- WORK INSTRUCTIONS -
Leave out the pictures and repeat every record exactly.
● ● ● ●
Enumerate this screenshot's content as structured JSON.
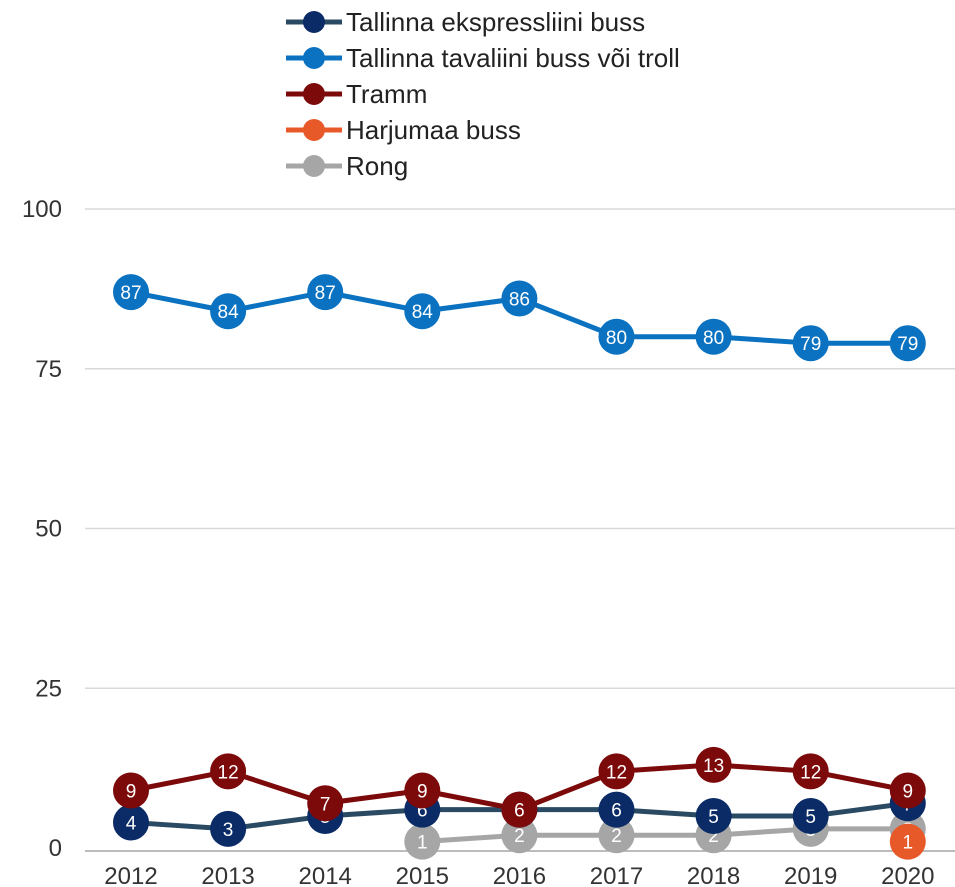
{
  "chart_data": {
    "type": "line",
    "title": "",
    "xlabel": "",
    "ylabel": "",
    "categories": [
      "2012",
      "2013",
      "2014",
      "2015",
      "2016",
      "2017",
      "2018",
      "2019",
      "2020"
    ],
    "ylim": [
      0,
      100
    ],
    "yticks": [
      0,
      25,
      50,
      75,
      100
    ],
    "grid": true,
    "legend_position": "top-center",
    "series": [
      {
        "name": "Tallinna ekspressliini buss",
        "color": "#2a4a63",
        "marker_color": "#0a2b66",
        "values": [
          4,
          3,
          5,
          6,
          6,
          6,
          5,
          5,
          7
        ]
      },
      {
        "name": "Tallinna tavaliini buss või troll",
        "color": "#0a72c0",
        "marker_color": "#0a72c0",
        "values": [
          87,
          84,
          87,
          84,
          86,
          80,
          80,
          79,
          79
        ]
      },
      {
        "name": "Tramm",
        "color": "#7d0a0a",
        "marker_color": "#7d0a0a",
        "values": [
          9,
          12,
          7,
          9,
          6,
          12,
          13,
          12,
          9
        ]
      },
      {
        "name": "Harjumaa buss",
        "color": "#e8592a",
        "marker_color": "#e8592a",
        "values": [
          null,
          null,
          null,
          null,
          null,
          null,
          null,
          null,
          1
        ]
      },
      {
        "name": "Rong",
        "color": "#a6a6a6",
        "marker_color": "#a6a6a6",
        "values": [
          null,
          null,
          null,
          1,
          2,
          2,
          2,
          3,
          3
        ]
      }
    ]
  }
}
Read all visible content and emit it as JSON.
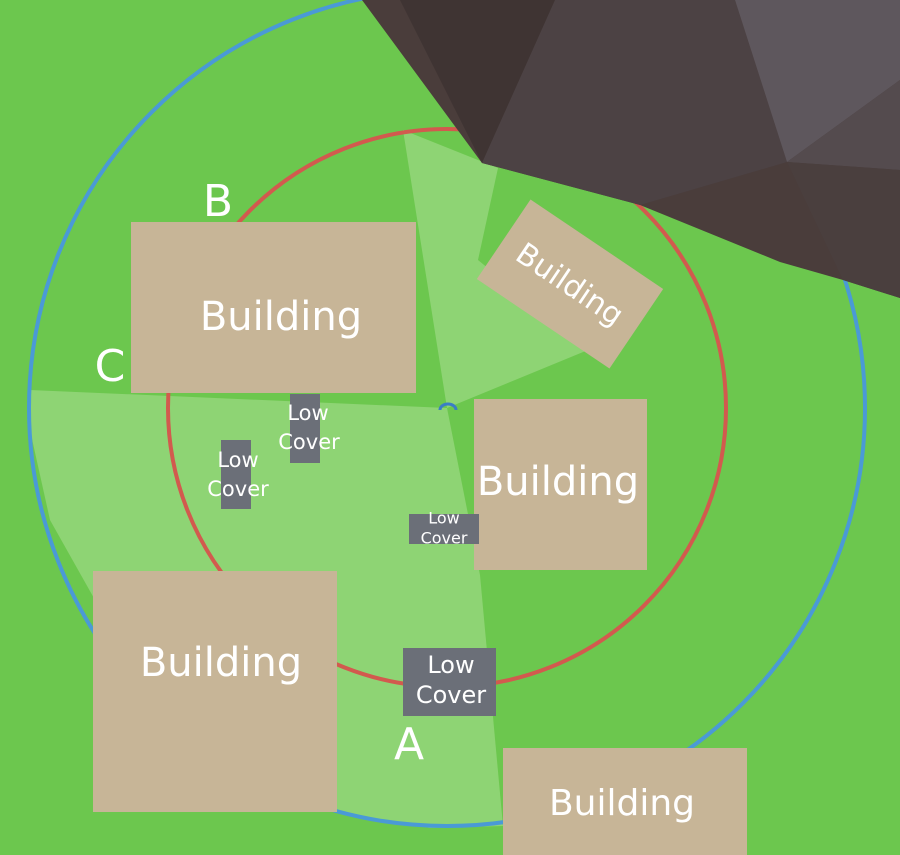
{
  "colors": {
    "grass": "#6cc74e",
    "visible_area": "#8ed474",
    "outer_ring": "#4a9ad6",
    "inner_ring": "#d25a4e",
    "building": "#c7b597",
    "low_cover": "#6b6f78",
    "rock": "#4a3d3b"
  },
  "labels": {
    "a": "A",
    "b": "B",
    "c": "C"
  },
  "buildings": {
    "b1": "Building",
    "b2": "Building",
    "b3": "Building",
    "b4": "Building",
    "b5": "Building"
  },
  "covers": {
    "c1": {
      "line1": "Low",
      "line2": "Cover"
    },
    "c2": {
      "line1": "Low",
      "line2": "Cover"
    },
    "c3": {
      "line1": "Low",
      "line2": "Cover"
    },
    "c4": {
      "line1": "Low",
      "line2": "Cover"
    }
  }
}
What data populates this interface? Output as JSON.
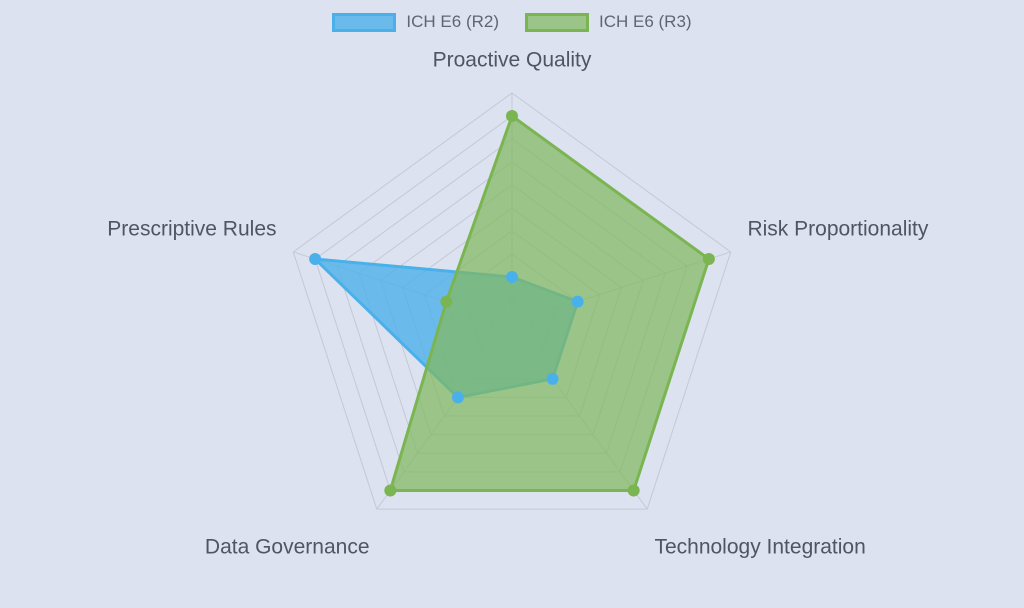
{
  "chart_data": {
    "type": "radar",
    "axes": [
      "Proactive Quality",
      "Risk Proportionality",
      "Technology Integration",
      "Data Governance",
      "Prescriptive Rules"
    ],
    "series": [
      {
        "name": "ICH E6 (R2)",
        "values": [
          2,
          3,
          3,
          4,
          9
        ],
        "color": "#4ab0ea",
        "fill": "rgba(74,176,234,0.78)"
      },
      {
        "name": "ICH E6 (R3)",
        "values": [
          9,
          9,
          9,
          9,
          3
        ],
        "color": "#7bb552",
        "fill": "rgba(130,185,95,0.72)"
      }
    ],
    "scale": {
      "min": 0,
      "max": 10,
      "grid_levels": 10
    },
    "grid_color": "#c3c9d5",
    "legend_position": "top-center"
  }
}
● ● ● ●
- SOLUTION -
Enumerate this screenshot's content as structured JSON.
{
  "chart_data": {
    "type": "line",
    "title": "",
    "xlabel": "",
    "ylabel": "",
    "categories": [
      "2012",
      "2013",
      "2014",
      "2015",
      "2016",
      "2017",
      "2018",
      "2019",
      "2020"
    ],
    "ylim": [
      0,
      100
    ],
    "yticks": [
      0,
      25,
      50,
      75,
      100
    ],
    "grid": true,
    "legend_position": "top-center",
    "series": [
      {
        "name": "Tallinna ekspressliini buss",
        "color": "#2a4a63",
        "marker_color": "#0a2b66",
        "values": [
          4,
          3,
          5,
          6,
          6,
          6,
          5,
          5,
          7
        ]
      },
      {
        "name": "Tallinna tavaliini buss või troll",
        "color": "#0a72c0",
        "marker_color": "#0a72c0",
        "values": [
          87,
          84,
          87,
          84,
          86,
          80,
          80,
          79,
          79
        ]
      },
      {
        "name": "Tramm",
        "color": "#7d0a0a",
        "marker_color": "#7d0a0a",
        "values": [
          9,
          12,
          7,
          9,
          6,
          12,
          13,
          12,
          9
        ]
      },
      {
        "name": "Harjumaa buss",
        "color": "#e8592a",
        "marker_color": "#e8592a",
        "values": [
          null,
          null,
          null,
          null,
          null,
          null,
          null,
          null,
          1
        ]
      },
      {
        "name": "Rong",
        "color": "#a6a6a6",
        "marker_color": "#a6a6a6",
        "values": [
          null,
          null,
          null,
          1,
          2,
          2,
          2,
          3,
          3
        ]
      }
    ]
  }
}
Read all visible content and emit it as JSON.
{
  "colors": {
    "grass": "#6cc74e",
    "visible_area": "#8ed474",
    "outer_ring": "#4a9ad6",
    "inner_ring": "#d25a4e",
    "building": "#c7b597",
    "low_cover": "#6b6f78",
    "rock": "#4a3d3b"
  },
  "labels": {
    "a": "A",
    "b": "B",
    "c": "C"
  },
  "buildings": {
    "b1": "Building",
    "b2": "Building",
    "b3": "Building",
    "b4": "Building",
    "b5": "Building"
  },
  "covers": {
    "c1": {
      "line1": "Low",
      "line2": "Cover"
    },
    "c2": {
      "line1": "Low",
      "line2": "Cover"
    },
    "c3": {
      "line1": "Low",
      "line2": "Cover"
    },
    "c4": {
      "line1": "Low",
      "line2": "Cover"
    }
  }
}
What data populates this interface? Output as JSON.
{
  "chart_data": {
    "type": "radar",
    "axes": [
      "Proactive Quality",
      "Risk Proportionality",
      "Technology Integration",
      "Data Governance",
      "Prescriptive Rules"
    ],
    "series": [
      {
        "name": "ICH E6 (R2)",
        "values": [
          2,
          3,
          3,
          4,
          9
        ],
        "color": "#4ab0ea",
        "fill": "rgba(74,176,234,0.78)"
      },
      {
        "name": "ICH E6 (R3)",
        "values": [
          9,
          9,
          9,
          9,
          3
        ],
        "color": "#7bb552",
        "fill": "rgba(130,185,95,0.72)"
      }
    ],
    "scale": {
      "min": 0,
      "max": 10,
      "grid_levels": 10
    },
    "grid_color": "#c3c9d5",
    "legend_position": "top-center"
  }
}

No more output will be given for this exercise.